======== Provided information ========
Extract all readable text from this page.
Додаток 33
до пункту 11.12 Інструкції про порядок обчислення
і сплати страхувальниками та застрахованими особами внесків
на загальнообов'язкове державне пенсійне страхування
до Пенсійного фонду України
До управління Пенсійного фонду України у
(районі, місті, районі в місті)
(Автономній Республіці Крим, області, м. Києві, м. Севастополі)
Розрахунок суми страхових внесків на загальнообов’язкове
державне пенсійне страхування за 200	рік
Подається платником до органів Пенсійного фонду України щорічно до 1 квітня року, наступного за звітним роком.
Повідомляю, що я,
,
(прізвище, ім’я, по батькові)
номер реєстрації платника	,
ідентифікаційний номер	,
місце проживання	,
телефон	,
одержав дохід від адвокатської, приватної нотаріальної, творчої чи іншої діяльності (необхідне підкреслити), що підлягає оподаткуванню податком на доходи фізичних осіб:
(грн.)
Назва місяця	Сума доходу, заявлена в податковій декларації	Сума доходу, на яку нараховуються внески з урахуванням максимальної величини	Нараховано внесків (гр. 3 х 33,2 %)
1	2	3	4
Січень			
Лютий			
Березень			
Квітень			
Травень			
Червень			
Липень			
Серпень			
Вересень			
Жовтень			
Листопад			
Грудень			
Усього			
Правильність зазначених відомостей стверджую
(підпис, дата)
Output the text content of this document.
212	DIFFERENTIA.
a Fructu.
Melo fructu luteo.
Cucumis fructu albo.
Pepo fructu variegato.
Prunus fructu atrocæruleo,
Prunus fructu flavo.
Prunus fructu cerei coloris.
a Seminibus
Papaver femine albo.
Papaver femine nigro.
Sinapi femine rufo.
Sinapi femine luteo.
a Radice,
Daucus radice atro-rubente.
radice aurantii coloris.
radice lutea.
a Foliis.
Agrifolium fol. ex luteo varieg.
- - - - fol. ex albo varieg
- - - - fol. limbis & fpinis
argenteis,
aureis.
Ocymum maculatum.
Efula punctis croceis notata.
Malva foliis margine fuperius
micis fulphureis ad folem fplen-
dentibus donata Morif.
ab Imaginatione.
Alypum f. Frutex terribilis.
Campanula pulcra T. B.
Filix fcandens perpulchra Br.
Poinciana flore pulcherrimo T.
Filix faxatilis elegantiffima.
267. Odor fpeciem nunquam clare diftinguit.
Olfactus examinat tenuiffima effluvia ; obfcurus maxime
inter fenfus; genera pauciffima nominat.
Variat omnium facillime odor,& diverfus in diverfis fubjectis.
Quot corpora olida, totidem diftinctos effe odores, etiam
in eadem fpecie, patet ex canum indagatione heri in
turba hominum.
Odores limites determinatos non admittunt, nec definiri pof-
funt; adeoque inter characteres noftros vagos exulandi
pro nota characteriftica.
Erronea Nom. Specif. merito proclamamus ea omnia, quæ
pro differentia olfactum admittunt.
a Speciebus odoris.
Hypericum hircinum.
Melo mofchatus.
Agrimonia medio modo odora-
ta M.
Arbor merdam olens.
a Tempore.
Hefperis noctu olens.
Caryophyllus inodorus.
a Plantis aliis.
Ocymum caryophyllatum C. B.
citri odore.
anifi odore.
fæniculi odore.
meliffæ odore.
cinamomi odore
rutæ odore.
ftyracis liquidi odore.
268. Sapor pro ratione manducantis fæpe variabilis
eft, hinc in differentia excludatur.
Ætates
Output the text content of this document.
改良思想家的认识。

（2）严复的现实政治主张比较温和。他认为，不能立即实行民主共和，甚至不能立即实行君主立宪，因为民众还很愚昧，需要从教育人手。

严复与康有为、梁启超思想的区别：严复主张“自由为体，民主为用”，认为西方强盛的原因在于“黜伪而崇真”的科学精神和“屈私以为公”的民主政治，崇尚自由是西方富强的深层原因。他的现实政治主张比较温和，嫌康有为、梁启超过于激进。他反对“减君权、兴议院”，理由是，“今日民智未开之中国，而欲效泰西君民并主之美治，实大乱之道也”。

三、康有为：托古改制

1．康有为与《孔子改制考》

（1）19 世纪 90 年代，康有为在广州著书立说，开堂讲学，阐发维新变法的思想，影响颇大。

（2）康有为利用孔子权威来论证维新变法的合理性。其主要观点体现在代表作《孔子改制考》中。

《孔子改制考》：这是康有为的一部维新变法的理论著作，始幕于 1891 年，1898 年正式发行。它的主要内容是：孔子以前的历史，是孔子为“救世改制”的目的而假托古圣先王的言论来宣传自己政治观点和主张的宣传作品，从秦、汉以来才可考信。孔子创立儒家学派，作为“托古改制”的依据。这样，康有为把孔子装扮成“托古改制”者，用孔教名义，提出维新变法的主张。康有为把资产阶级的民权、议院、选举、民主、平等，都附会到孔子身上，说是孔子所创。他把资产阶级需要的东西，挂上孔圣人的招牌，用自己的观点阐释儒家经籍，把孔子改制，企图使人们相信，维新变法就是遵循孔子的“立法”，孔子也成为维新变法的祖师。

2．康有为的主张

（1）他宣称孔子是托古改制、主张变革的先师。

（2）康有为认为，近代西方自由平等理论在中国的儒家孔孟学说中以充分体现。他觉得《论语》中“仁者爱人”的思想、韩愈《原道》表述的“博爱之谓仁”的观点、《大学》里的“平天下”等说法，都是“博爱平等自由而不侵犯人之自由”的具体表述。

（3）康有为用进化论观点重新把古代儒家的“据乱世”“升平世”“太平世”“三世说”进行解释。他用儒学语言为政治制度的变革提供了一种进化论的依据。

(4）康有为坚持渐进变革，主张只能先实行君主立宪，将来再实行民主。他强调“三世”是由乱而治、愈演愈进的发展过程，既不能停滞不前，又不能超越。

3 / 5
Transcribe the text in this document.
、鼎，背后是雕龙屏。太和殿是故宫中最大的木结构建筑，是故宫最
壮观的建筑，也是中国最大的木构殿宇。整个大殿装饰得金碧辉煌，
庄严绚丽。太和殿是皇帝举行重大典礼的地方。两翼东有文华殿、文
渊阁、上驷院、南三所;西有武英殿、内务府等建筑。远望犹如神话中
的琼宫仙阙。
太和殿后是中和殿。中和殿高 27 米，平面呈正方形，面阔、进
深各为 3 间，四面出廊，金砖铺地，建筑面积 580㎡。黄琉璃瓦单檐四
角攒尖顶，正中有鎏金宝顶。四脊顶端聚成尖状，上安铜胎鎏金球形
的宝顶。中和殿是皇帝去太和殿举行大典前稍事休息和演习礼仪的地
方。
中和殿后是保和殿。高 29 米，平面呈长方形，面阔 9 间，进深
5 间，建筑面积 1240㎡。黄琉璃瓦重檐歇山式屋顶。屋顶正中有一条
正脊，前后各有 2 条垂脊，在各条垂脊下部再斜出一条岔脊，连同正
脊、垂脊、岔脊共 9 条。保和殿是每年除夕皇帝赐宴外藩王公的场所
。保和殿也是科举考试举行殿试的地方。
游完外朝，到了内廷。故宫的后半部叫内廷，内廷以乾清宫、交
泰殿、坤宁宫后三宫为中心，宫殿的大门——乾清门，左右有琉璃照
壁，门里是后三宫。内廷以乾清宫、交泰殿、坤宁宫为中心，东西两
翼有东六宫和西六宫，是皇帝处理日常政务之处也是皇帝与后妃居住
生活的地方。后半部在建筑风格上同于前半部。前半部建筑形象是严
========
▶ Problem to solve:
Output the lines from the line containing "Transcribe the text in this document." to the end, both included; add nothing.

▶ Correct result:
Transcribe the text in this document.
、鼎，背后是雕龙屏。太和殿是故宫中最大的木结构建筑，是故宫最
壮观的建筑，也是中国最大的木构殿宇。整个大殿装饰得金碧辉煌，
庄严绚丽。太和殿是皇帝举行重大典礼的地方。两翼东有文华殿、文
渊阁、上驷院、南三所;西有武英殿、内务府等建筑。远望犹如神话中
的琼宫仙阙。
太和殿后是中和殿。中和殿高 27 米，平面呈正方形，面阔、进
深各为 3 间，四面出廊，金砖铺地，建筑面积 580㎡。黄琉璃瓦单檐四
角攒尖顶，正中有鎏金宝顶。四脊顶端聚成尖状，上安铜胎鎏金球形
的宝顶。中和殿是皇帝去太和殿举行大典前稍事休息和演习礼仪的地
方。
中和殿后是保和殿。高 29 米，平面呈长方形，面阔 9 间，进深
5 间，建筑面积 1240㎡。黄琉璃瓦重檐歇山式屋顶。屋顶正中有一条
正脊，前后各有 2 条垂脊，在各条垂脊下部再斜出一条岔脊，连同正
脊、垂脊、岔脊共 9 条。保和殿是每年除夕皇帝赐宴外藩王公的场所
。保和殿也是科举考试举行殿试的地方。
游完外朝，到了内廷。故宫的后半部叫内廷，内廷以乾清宫、交
泰殿、坤宁宫后三宫为中心，宫殿的大门——乾清门，左右有琉璃照
壁，门里是后三宫。内廷以乾清宫、交泰殿、坤宁宫为中心，东西两
翼有东六宫和西六宫，是皇帝处理日常政务之处也是皇帝与后妃居住
生活的地方。后半部在建筑风格上同于前半部。前半部建筑形象是严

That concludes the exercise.